WRITTEN EXERCISE: Copy out each line containing "Summary" from the entries below.

§

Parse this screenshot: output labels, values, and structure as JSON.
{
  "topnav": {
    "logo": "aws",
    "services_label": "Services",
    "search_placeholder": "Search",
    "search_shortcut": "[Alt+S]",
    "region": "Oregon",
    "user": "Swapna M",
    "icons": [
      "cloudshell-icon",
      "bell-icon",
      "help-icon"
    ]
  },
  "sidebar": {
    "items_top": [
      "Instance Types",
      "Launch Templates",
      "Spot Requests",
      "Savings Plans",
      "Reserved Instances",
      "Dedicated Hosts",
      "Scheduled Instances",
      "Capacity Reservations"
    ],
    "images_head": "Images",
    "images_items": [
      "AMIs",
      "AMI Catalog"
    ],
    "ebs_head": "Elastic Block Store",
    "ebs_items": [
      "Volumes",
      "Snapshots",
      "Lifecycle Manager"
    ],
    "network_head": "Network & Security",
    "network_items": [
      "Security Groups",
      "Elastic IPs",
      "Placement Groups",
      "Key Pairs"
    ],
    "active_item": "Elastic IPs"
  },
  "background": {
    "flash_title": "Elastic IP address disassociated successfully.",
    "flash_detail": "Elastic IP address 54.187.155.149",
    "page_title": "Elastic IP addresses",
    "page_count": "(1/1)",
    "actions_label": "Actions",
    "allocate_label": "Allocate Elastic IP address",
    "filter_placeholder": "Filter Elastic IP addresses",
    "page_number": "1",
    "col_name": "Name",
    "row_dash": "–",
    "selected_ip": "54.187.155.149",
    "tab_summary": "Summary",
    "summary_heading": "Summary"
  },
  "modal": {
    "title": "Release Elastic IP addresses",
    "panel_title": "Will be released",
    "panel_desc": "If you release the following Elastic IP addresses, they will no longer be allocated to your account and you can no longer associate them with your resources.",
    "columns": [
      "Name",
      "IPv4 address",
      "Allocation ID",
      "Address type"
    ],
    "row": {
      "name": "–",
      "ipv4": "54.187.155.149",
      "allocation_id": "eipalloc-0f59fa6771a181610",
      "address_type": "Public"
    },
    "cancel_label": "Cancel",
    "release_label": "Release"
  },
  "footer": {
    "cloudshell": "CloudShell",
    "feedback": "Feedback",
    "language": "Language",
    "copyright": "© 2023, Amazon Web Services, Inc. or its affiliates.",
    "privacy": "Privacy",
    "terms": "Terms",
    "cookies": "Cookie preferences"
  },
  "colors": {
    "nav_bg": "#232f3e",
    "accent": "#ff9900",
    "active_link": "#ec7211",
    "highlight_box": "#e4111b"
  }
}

§

FINAL RESULT:
    "tab_summary": "Summary",
    "summary_heading": "Summary"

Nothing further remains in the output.